- Task brief:
Will you output all of the data below exactly, omitting the images?
── Excerpted data ──
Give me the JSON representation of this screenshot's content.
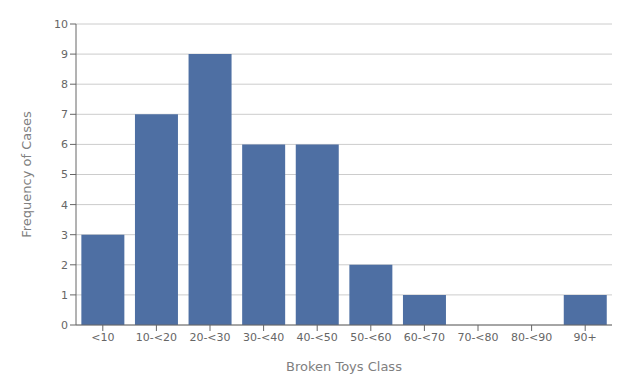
{
  "chart_data": {
    "type": "bar",
    "categories": [
      "<10",
      "10-<20",
      "20-<30",
      "30-<40",
      "40-<50",
      "50-<60",
      "60-<70",
      "70-<80",
      "80-<90",
      "90+"
    ],
    "values": [
      3,
      7,
      9,
      6,
      6,
      2,
      1,
      0,
      0,
      1
    ],
    "color": "#4e6fa3",
    "xlabel": "Broken Toys Class",
    "ylabel": "Frequency of Cases",
    "ylim": [
      0,
      10
    ],
    "yticks": [
      0,
      1,
      2,
      3,
      4,
      5,
      6,
      7,
      8,
      9,
      10
    ],
    "grid": true
  }
}
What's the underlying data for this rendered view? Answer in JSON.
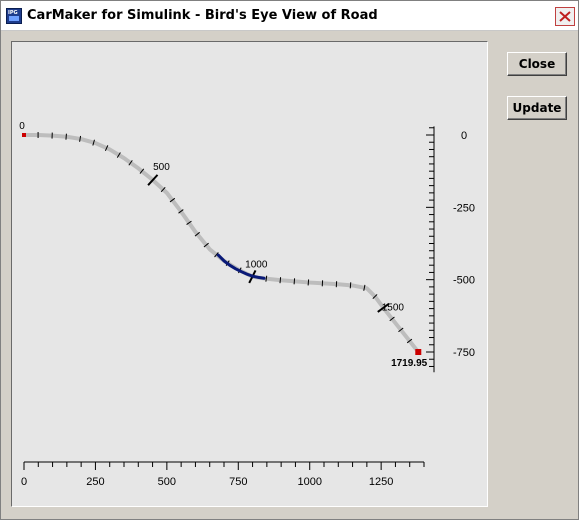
{
  "window": {
    "title": "CarMaker for Simulink - Bird's Eye View of Road",
    "icon": "carmaker-app-icon",
    "icon_text": "IPG"
  },
  "buttons": {
    "close_label": "Close",
    "update_label": "Update"
  },
  "chart_data": {
    "type": "line",
    "title": "",
    "xlabel": "",
    "ylabel": "",
    "xlim": [
      0,
      1400
    ],
    "ylim": [
      -820,
      30
    ],
    "x_ticks": [
      0,
      250,
      500,
      750,
      1000,
      1250
    ],
    "x_tick_labels": [
      "0",
      "250",
      "500",
      "750",
      "1000",
      "1250"
    ],
    "y_ticks": [
      0,
      -250,
      -500,
      -750
    ],
    "y_tick_labels": [
      "0",
      "-250",
      "-500",
      "-750"
    ],
    "grid": false,
    "road": {
      "x": [
        0,
        50,
        100,
        150,
        200,
        250,
        300,
        350,
        400,
        450,
        500,
        550,
        600,
        650,
        700,
        750,
        800,
        850,
        900,
        950,
        1000,
        1050,
        1100,
        1150,
        1200,
        1230,
        1260,
        1300,
        1340,
        1380
      ],
      "y": [
        0,
        0,
        -2,
        -6,
        -14,
        -28,
        -50,
        -80,
        -115,
        -155,
        -200,
        -265,
        -335,
        -395,
        -435,
        -465,
        -490,
        -497,
        -502,
        -506,
        -510,
        -513,
        -516,
        -520,
        -530,
        -560,
        -600,
        -650,
        -700,
        -750
      ]
    },
    "highlight_segment": {
      "color": "#0a1a78",
      "x": [
        680,
        700,
        720,
        740,
        760,
        780,
        800,
        820,
        840
      ],
      "y": [
        -415,
        -435,
        -450,
        -462,
        -472,
        -481,
        -488,
        -492,
        -495
      ]
    },
    "station_labels": [
      {
        "text": "0",
        "x": 0,
        "y": 0
      },
      {
        "text": "500",
        "x": 460,
        "y": -155
      },
      {
        "text": "1000",
        "x": 820,
        "y": -492
      },
      {
        "text": "1500",
        "x": 1270,
        "y": -620
      },
      {
        "text": "1719.95",
        "x": 1390,
        "y": -810
      }
    ],
    "start_marker_color": "#cc0000",
    "end_marker_color": "#cc0000",
    "road_color": "#bdbdbd"
  }
}
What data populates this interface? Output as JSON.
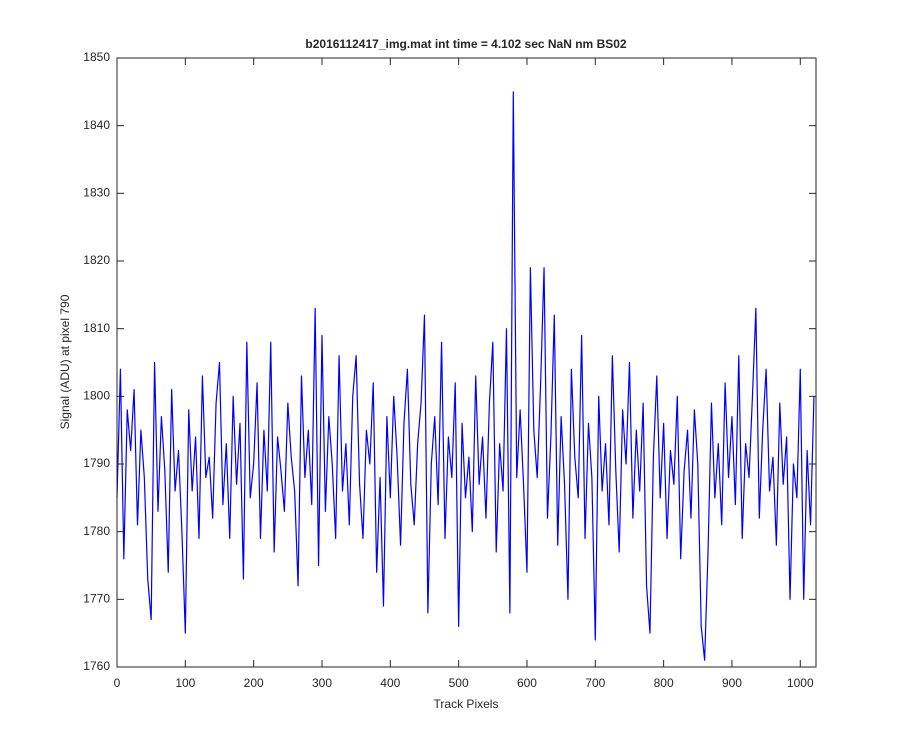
───
- Task solution:
Give me the JSON representation of this screenshot's content.
{
  "chart_data": {
    "type": "bar",
    "categories": [
      "<10",
      "10-<20",
      "20-<30",
      "30-<40",
      "40-<50",
      "50-<60",
      "60-<70",
      "70-<80",
      "80-<90",
      "90+"
    ],
    "values": [
      3,
      7,
      9,
      6,
      6,
      2,
      1,
      0,
      0,
      1
    ],
    "color": "#4e6fa3",
    "xlabel": "Broken Toys Class",
    "ylabel": "Frequency of Cases",
    "ylim": [
      0,
      10
    ],
    "yticks": [
      0,
      1,
      2,
      3,
      4,
      5,
      6,
      7,
      8,
      9,
      10
    ],
    "grid": true
  }
}
What's the underlying data for this rendered view? Answer in JSON.
{
  "window": {
    "title": "CarMaker for Simulink - Bird's Eye View of Road",
    "icon": "carmaker-app-icon",
    "icon_text": "IPG"
  },
  "buttons": {
    "close_label": "Close",
    "update_label": "Update"
  },
  "chart_data": {
    "type": "line",
    "title": "",
    "xlabel": "",
    "ylabel": "",
    "xlim": [
      0,
      1400
    ],
    "ylim": [
      -820,
      30
    ],
    "x_ticks": [
      0,
      250,
      500,
      750,
      1000,
      1250
    ],
    "x_tick_labels": [
      "0",
      "250",
      "500",
      "750",
      "1000",
      "1250"
    ],
    "y_ticks": [
      0,
      -250,
      -500,
      -750
    ],
    "y_tick_labels": [
      "0",
      "-250",
      "-500",
      "-750"
    ],
    "grid": false,
    "road": {
      "x": [
        0,
        50,
        100,
        150,
        200,
        250,
        300,
        350,
        400,
        450,
        500,
        550,
        600,
        650,
        700,
        750,
        800,
        850,
        900,
        950,
        1000,
        1050,
        1100,
        1150,
        1200,
        1230,
        1260,
        1300,
        1340,
        1380
      ],
      "y": [
        0,
        0,
        -2,
        -6,
        -14,
        -28,
        -50,
        -80,
        -115,
        -155,
        -200,
        -265,
        -335,
        -395,
        -435,
        -465,
        -490,
        -497,
        -502,
        -506,
        -510,
        -513,
        -516,
        -520,
        -530,
        -560,
        -600,
        -650,
        -700,
        -750
      ]
    },
    "highlight_segment": {
      "color": "#0a1a78",
      "x": [
        680,
        700,
        720,
        740,
        760,
        780,
        800,
        820,
        840
      ],
      "y": [
        -415,
        -435,
        -450,
        -462,
        -472,
        -481,
        -488,
        -492,
        -495
      ]
    },
    "station_labels": [
      {
        "text": "0",
        "x": 0,
        "y": 0
      },
      {
        "text": "500",
        "x": 460,
        "y": -155
      },
      {
        "text": "1000",
        "x": 820,
        "y": -492
      },
      {
        "text": "1500",
        "x": 1270,
        "y": -620
      },
      {
        "text": "1719.95",
        "x": 1390,
        "y": -810
      }
    ],
    "start_marker_color": "#cc0000",
    "end_marker_color": "#cc0000",
    "road_color": "#bdbdbd"
  }
}
What data populates this interface? Output as JSON.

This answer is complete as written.